### Exercise directions:
Please update the material below by replacing every "expand-icon" with "expander-icon" and leaving everything else as it is.

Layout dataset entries
--------------------

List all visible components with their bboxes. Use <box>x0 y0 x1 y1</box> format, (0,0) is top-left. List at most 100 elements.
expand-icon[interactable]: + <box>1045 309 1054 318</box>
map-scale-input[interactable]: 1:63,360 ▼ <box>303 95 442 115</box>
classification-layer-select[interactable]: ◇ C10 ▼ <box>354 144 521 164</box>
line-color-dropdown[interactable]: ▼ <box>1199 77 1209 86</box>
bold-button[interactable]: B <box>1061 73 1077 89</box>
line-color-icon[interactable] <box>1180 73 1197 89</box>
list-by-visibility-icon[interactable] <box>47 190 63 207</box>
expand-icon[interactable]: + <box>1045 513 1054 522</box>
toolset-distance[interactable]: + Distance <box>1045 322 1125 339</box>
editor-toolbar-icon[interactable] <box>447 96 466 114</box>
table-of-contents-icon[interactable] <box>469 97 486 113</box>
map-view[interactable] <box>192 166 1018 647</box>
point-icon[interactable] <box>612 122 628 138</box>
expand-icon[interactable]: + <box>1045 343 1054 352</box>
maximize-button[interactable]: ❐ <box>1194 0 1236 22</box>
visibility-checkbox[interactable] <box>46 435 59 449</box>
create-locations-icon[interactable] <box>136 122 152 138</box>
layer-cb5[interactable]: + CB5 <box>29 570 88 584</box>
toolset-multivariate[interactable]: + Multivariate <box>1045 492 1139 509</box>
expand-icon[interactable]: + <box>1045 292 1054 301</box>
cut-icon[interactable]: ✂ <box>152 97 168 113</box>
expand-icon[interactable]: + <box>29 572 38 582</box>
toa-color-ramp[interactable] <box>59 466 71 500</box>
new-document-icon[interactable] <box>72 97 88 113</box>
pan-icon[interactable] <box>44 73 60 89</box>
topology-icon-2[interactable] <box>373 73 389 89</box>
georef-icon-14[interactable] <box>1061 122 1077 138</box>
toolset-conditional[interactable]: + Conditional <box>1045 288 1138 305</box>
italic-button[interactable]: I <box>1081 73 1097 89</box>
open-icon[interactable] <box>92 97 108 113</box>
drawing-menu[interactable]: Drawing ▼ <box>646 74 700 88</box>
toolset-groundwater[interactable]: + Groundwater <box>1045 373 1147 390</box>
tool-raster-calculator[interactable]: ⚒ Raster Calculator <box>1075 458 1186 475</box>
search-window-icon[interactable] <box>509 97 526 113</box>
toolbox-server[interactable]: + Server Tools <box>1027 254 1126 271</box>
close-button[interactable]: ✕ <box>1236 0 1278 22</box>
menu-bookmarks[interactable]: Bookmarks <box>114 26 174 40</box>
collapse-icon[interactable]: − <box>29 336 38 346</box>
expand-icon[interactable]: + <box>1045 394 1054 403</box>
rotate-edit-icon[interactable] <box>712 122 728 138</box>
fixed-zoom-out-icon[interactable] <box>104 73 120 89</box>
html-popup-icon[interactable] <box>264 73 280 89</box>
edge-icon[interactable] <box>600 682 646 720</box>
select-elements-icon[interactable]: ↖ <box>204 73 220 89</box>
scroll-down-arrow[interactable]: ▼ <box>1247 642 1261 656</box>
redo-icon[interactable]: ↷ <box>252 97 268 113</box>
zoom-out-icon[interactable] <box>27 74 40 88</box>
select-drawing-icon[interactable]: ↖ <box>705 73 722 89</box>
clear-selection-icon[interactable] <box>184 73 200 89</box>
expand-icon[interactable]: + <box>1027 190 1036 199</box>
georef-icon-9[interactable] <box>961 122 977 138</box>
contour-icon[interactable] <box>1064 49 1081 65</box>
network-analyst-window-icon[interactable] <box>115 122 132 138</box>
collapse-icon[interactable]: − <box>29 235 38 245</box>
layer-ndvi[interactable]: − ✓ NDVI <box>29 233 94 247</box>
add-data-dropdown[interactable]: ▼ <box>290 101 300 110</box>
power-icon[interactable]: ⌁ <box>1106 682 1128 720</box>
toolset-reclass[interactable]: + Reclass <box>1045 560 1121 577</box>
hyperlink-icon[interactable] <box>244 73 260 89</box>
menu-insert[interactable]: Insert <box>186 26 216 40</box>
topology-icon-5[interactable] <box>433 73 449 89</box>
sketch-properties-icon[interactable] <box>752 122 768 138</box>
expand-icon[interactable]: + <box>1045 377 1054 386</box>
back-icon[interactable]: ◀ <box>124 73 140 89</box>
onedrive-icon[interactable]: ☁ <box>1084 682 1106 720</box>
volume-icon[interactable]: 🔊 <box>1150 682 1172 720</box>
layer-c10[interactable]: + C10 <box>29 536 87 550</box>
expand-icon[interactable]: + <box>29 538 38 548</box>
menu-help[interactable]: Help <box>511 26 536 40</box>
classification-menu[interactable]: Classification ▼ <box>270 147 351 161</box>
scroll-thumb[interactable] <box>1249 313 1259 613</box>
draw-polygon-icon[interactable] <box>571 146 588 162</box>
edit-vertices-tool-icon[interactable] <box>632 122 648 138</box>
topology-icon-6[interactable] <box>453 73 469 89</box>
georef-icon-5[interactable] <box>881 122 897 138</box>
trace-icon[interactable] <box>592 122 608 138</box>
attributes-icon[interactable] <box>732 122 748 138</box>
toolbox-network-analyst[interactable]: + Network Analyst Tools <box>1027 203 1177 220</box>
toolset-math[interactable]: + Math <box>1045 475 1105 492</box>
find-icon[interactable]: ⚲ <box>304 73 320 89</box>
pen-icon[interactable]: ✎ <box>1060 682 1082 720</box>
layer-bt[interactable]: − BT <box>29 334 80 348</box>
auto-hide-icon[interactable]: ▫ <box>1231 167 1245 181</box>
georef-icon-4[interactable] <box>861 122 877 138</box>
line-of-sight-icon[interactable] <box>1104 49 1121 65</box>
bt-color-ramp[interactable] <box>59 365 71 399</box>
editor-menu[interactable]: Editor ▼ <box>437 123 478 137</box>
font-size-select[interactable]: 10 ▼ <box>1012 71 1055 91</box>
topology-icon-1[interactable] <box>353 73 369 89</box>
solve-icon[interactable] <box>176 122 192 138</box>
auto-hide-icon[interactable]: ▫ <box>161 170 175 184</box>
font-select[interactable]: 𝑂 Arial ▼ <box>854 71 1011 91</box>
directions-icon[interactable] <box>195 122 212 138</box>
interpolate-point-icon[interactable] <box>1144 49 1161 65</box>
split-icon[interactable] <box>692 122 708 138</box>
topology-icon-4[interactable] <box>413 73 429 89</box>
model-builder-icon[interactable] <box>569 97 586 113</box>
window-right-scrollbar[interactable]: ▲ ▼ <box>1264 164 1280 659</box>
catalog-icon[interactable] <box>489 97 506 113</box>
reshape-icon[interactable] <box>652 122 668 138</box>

--------------------

### Final answer:
List all visible components with their bboxes. Use <box>x0 y0 x1 y1</box> format, (0,0) is top-left. List at most 100 elements.
expander-icon[interactable]: + <box>1045 309 1054 318</box>
map-scale-input[interactable]: 1:63,360 ▼ <box>303 95 442 115</box>
classification-layer-select[interactable]: ◇ C10 ▼ <box>354 144 521 164</box>
line-color-dropdown[interactable]: ▼ <box>1199 77 1209 86</box>
bold-button[interactable]: B <box>1061 73 1077 89</box>
line-color-icon[interactable] <box>1180 73 1197 89</box>
list-by-visibility-icon[interactable] <box>47 190 63 207</box>
expander-icon[interactable]: + <box>1045 513 1054 522</box>
toolset-distance[interactable]: + Distance <box>1045 322 1125 339</box>
editor-toolbar-icon[interactable] <box>447 96 466 114</box>
table-of-contents-icon[interactable] <box>469 97 486 113</box>
map-view[interactable] <box>192 166 1018 647</box>
point-icon[interactable] <box>612 122 628 138</box>
expander-icon[interactable]: + <box>1045 343 1054 352</box>
maximize-button[interactable]: ❐ <box>1194 0 1236 22</box>
visibility-checkbox[interactable] <box>46 435 59 449</box>
create-locations-icon[interactable] <box>136 122 152 138</box>
layer-cb5[interactable]: + CB5 <box>29 570 88 584</box>
toolset-multivariate[interactable]: + Multivariate <box>1045 492 1139 509</box>
expander-icon[interactable]: + <box>1045 292 1054 301</box>
cut-icon[interactable]: ✂ <box>152 97 168 113</box>
expander-icon[interactable]: + <box>29 572 38 582</box>
toa-color-ramp[interactable] <box>59 466 71 500</box>
new-document-icon[interactable] <box>72 97 88 113</box>
pan-icon[interactable] <box>44 73 60 89</box>
topology-icon-2[interactable] <box>373 73 389 89</box>
georef-icon-14[interactable] <box>1061 122 1077 138</box>
toolset-conditional[interactable]: + Conditional <box>1045 288 1138 305</box>
italic-button[interactable]: I <box>1081 73 1097 89</box>
open-icon[interactable] <box>92 97 108 113</box>
drawing-menu[interactable]: Drawing ▼ <box>646 74 700 88</box>
toolset-groundwater[interactable]: + Groundwater <box>1045 373 1147 390</box>
tool-raster-calculator[interactable]: ⚒ Raster Calculator <box>1075 458 1186 475</box>
search-window-icon[interactable] <box>509 97 526 113</box>
toolbox-server[interactable]: + Server Tools <box>1027 254 1126 271</box>
close-button[interactable]: ✕ <box>1236 0 1278 22</box>
menu-bookmarks[interactable]: Bookmarks <box>114 26 174 40</box>
collapse-icon[interactable]: − <box>29 336 38 346</box>
expander-icon[interactable]: + <box>1045 394 1054 403</box>
rotate-edit-icon[interactable] <box>712 122 728 138</box>
fixed-zoom-out-icon[interactable] <box>104 73 120 89</box>
html-popup-icon[interactable] <box>264 73 280 89</box>
edge-icon[interactable] <box>600 682 646 720</box>
select-elements-icon[interactable]: ↖ <box>204 73 220 89</box>
scroll-down-arrow[interactable]: ▼ <box>1247 642 1261 656</box>
redo-icon[interactable]: ↷ <box>252 97 268 113</box>
zoom-out-icon[interactable] <box>27 74 40 88</box>
select-drawing-icon[interactable]: ↖ <box>705 73 722 89</box>
clear-selection-icon[interactable] <box>184 73 200 89</box>
expander-icon[interactable]: + <box>1027 190 1036 199</box>
georef-icon-9[interactable] <box>961 122 977 138</box>
contour-icon[interactable] <box>1064 49 1081 65</box>
network-analyst-window-icon[interactable] <box>115 122 132 138</box>
collapse-icon[interactable]: − <box>29 235 38 245</box>
layer-ndvi[interactable]: − ✓ NDVI <box>29 233 94 247</box>
add-data-dropdown[interactable]: ▼ <box>290 101 300 110</box>
power-icon[interactable]: ⌁ <box>1106 682 1128 720</box>
toolset-reclass[interactable]: + Reclass <box>1045 560 1121 577</box>
hyperlink-icon[interactable] <box>244 73 260 89</box>
menu-insert[interactable]: Insert <box>186 26 216 40</box>
topology-icon-5[interactable] <box>433 73 449 89</box>
sketch-properties-icon[interactable] <box>752 122 768 138</box>
expander-icon[interactable]: + <box>1045 377 1054 386</box>
back-icon[interactable]: ◀ <box>124 73 140 89</box>
onedrive-icon[interactable]: ☁ <box>1084 682 1106 720</box>
volume-icon[interactable]: 🔊 <box>1150 682 1172 720</box>
layer-c10[interactable]: + C10 <box>29 536 87 550</box>
expander-icon[interactable]: + <box>29 538 38 548</box>
menu-help[interactable]: Help <box>511 26 536 40</box>
classification-menu[interactable]: Classification ▼ <box>270 147 351 161</box>
scroll-thumb[interactable] <box>1249 313 1259 613</box>
draw-polygon-icon[interactable] <box>571 146 588 162</box>
edit-vertices-tool-icon[interactable] <box>632 122 648 138</box>
topology-icon-6[interactable] <box>453 73 469 89</box>
georef-icon-5[interactable] <box>881 122 897 138</box>
trace-icon[interactable] <box>592 122 608 138</box>
attributes-icon[interactable] <box>732 122 748 138</box>
toolbox-network-analyst[interactable]: + Network Analyst Tools <box>1027 203 1177 220</box>
toolset-math[interactable]: + Math <box>1045 475 1105 492</box>
find-icon[interactable]: ⚲ <box>304 73 320 89</box>
pen-icon[interactable]: ✎ <box>1060 682 1082 720</box>
layer-bt[interactable]: − BT <box>29 334 80 348</box>
auto-hide-icon[interactable]: ▫ <box>1231 167 1245 181</box>
georef-icon-4[interactable] <box>861 122 877 138</box>
line-of-sight-icon[interactable] <box>1104 49 1121 65</box>
bt-color-ramp[interactable] <box>59 365 71 399</box>
editor-menu[interactable]: Editor ▼ <box>437 123 478 137</box>
font-size-select[interactable]: 10 ▼ <box>1012 71 1055 91</box>
topology-icon-1[interactable] <box>353 73 369 89</box>
solve-icon[interactable] <box>176 122 192 138</box>
auto-hide-icon[interactable]: ▫ <box>161 170 175 184</box>
font-select[interactable]: 𝑂 Arial ▼ <box>854 71 1011 91</box>
directions-icon[interactable] <box>195 122 212 138</box>
interpolate-point-icon[interactable] <box>1144 49 1161 65</box>
split-icon[interactable] <box>692 122 708 138</box>
topology-icon-4[interactable] <box>413 73 429 89</box>
model-builder-icon[interactable] <box>569 97 586 113</box>
window-right-scrollbar[interactable]: ▲ ▼ <box>1264 164 1280 659</box>
catalog-icon[interactable] <box>489 97 506 113</box>
reshape-icon[interactable] <box>652 122 668 138</box>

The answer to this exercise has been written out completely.